### [AIM]
Below is some material; transcribe all of it exactly.

(Dataset records)
□ □ □ □

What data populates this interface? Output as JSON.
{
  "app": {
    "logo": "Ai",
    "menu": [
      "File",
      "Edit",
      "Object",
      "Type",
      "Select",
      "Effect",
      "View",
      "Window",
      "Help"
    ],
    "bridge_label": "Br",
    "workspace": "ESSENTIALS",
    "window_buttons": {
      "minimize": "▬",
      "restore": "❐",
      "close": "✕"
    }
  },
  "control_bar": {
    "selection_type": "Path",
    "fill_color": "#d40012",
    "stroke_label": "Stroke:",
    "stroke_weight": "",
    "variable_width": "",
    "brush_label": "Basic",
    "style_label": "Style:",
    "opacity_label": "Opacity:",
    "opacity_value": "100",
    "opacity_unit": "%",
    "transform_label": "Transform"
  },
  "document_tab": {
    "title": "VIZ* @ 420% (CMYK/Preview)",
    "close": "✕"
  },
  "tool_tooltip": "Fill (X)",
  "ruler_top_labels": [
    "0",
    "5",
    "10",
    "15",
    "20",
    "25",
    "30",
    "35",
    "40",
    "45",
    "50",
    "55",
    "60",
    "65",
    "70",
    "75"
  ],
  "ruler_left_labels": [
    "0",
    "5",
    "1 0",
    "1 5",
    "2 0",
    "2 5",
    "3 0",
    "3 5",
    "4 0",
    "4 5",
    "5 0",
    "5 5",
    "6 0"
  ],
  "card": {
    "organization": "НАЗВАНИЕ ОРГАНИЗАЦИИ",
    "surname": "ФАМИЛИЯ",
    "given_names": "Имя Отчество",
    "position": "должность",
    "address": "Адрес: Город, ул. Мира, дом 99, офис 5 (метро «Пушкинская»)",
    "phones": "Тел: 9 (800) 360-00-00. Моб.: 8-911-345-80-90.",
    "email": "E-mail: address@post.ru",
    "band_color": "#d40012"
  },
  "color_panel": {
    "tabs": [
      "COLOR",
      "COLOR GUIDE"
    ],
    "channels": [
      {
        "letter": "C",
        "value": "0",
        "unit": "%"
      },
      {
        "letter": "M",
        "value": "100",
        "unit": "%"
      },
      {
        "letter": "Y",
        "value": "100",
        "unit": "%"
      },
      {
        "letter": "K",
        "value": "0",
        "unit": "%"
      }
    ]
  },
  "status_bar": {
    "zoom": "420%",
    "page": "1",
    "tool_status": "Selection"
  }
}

□ □ □ □

### [WRITTEN RESPONSE]
What data populates this interface? Output as JSON.
{
  "app": {
    "logo": "Ai",
    "menu": [
      "File",
      "Edit",
      "Object",
      "Type",
      "Select",
      "Effect",
      "View",
      "Window",
      "Help"
    ],
    "bridge_label": "Br",
    "workspace": "ESSENTIALS",
    "window_buttons": {
      "minimize": "▬",
      "restore": "❐",
      "close": "✕"
    }
  },
  "control_bar": {
    "selection_type": "Path",
    "fill_color": "#d40012",
    "stroke_label": "Stroke:",
    "stroke_weight": "",
    "variable_width": "",
    "brush_label": "Basic",
    "style_label": "Style:",
    "opacity_label": "Opacity:",
    "opacity_value": "100",
    "opacity_unit": "%",
    "transform_label": "Transform"
  },
  "document_tab": {
    "title": "VIZ* @ 420% (CMYK/Preview)",
    "close": "✕"
  },
  "tool_tooltip": "Fill (X)",
  "ruler_top_labels": [
    "0",
    "5",
    "10",
    "15",
    "20",
    "25",
    "30",
    "35",
    "40",
    "45",
    "50",
    "55",
    "60",
    "65",
    "70",
    "75"
  ],
  "ruler_left_labels": [
    "0",
    "5",
    "1 0",
    "1 5",
    "2 0",
    "2 5",
    "3 0",
    "3 5",
    "4 0",
    "4 5",
    "5 0",
    "5 5",
    "6 0"
  ],
  "card": {
    "organization": "НАЗВАНИЕ ОРГАНИЗАЦИИ",
    "surname": "ФАМИЛИЯ",
    "given_names": "Имя Отчество",
    "position": "должность",
    "address": "Адрес: Город, ул. Мира, дом 99, офис 5 (метро «Пушкинская»)",
    "phones": "Тел: 9 (800) 360-00-00. Моб.: 8-911-345-80-90.",
    "email": "E-mail: address@post.ru",
    "band_color": "#d40012"
  },
  "color_panel": {
    "tabs": [
      "COLOR",
      "COLOR GUIDE"
    ],
    "channels": [
      {
        "letter": "C",
        "value": "0",
        "unit": "%"
      },
      {
        "letter": "M",
        "value": "100",
        "unit": "%"
      },
      {
        "letter": "Y",
        "value": "100",
        "unit": "%"
      },
      {
        "letter": "K",
        "value": "0",
        "unit": "%"
      }
    ]
  },
  "status_bar": {
    "zoom": "420%",
    "page": "1",
    "tool_status": "Selection"
  }
}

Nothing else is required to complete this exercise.